Output every entry exactly as written, but omit the pictures.

○ ○ ○

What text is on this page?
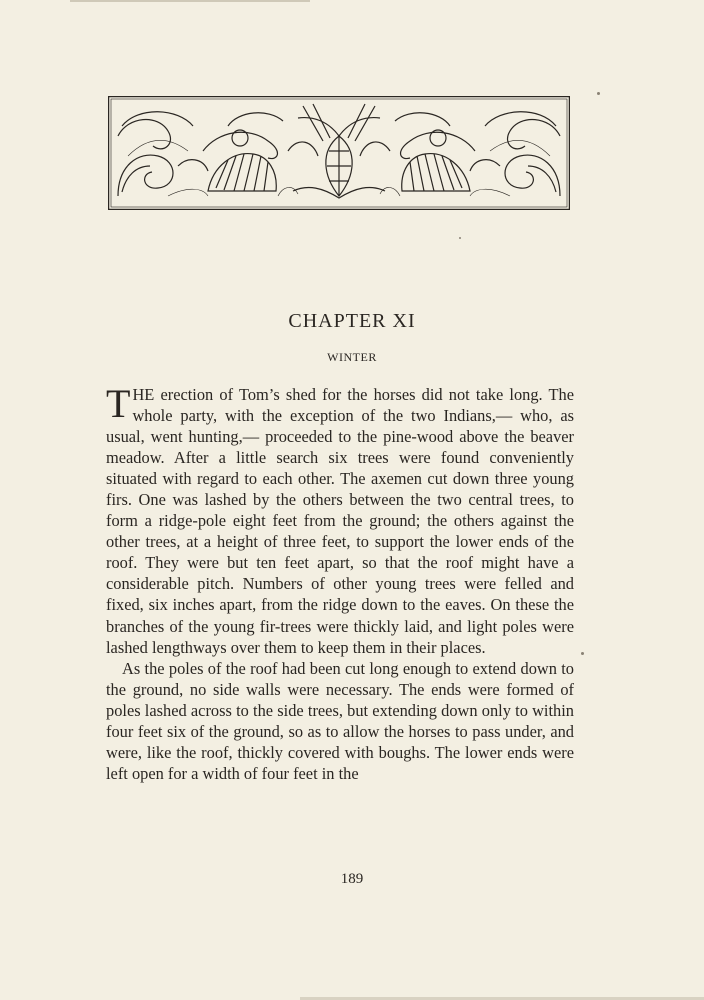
CHAPTER XI
WINTER

THE erection of Tom’s shed for the horses did not take long. The whole party, with the exception of the two Indians,— who, as usual, went hunting,— proceeded to the pine-wood above the beaver meadow. After a little search six trees were found conveniently situated with regard to each other. The axemen cut down three young firs. One was lashed by the others between the two central trees, to form a ridge-pole eight feet from the ground; the others against the other trees, at a height of three feet, to support the lower ends of the roof. They were but ten feet apart, so that the roof might have a considerable pitch. Numbers of other young trees were felled and fixed, six inches apart, from the ridge down to the eaves. On these the branches of the young fir-trees were thickly laid, and light poles were lashed lengthways over them to keep them in their places.

As the poles of the roof had been cut long enough to extend down to the ground, no side walls were necessary. The ends were formed of poles lashed across to the side trees, but extending down only to within four feet six of the ground, so as to allow the horses to pass under, and were, like the roof, thickly covered with boughs. The lower ends were left open for a width of four feet in the

189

○ ○ ○

**SOLUTION TO THE PROBLEM**
What text is on this page?
CHAPTER XI
WINTER

THE erection of Tom’s shed for the horses did not take long. The whole party, with the exception of the two Indians,— who, as usual, went hunting,— proceeded to the pine-wood above the beaver meadow. After a little search six trees were found conveniently situated with regard to each other. The axemen cut down three young firs. One was lashed by the others between the two central trees, to form a ridge-pole eight feet from the ground; the others against the other trees, at a height of three feet, to support the lower ends of the roof. They were but ten feet apart, so that the roof might have a considerable pitch. Numbers of other young trees were felled and fixed, six inches apart, from the ridge down to the eaves. On these the branches of the young fir-trees were thickly laid, and light poles were lashed lengthways over them to keep them in their places.

As the poles of the roof had been cut long enough to extend down to the ground, no side walls were necessary. The ends were formed of poles lashed across to the side trees, but extending down only to within four feet six of the ground, so as to allow the horses to pass under, and were, like the roof, thickly covered with boughs. The lower ends were left open for a width of four feet in the

189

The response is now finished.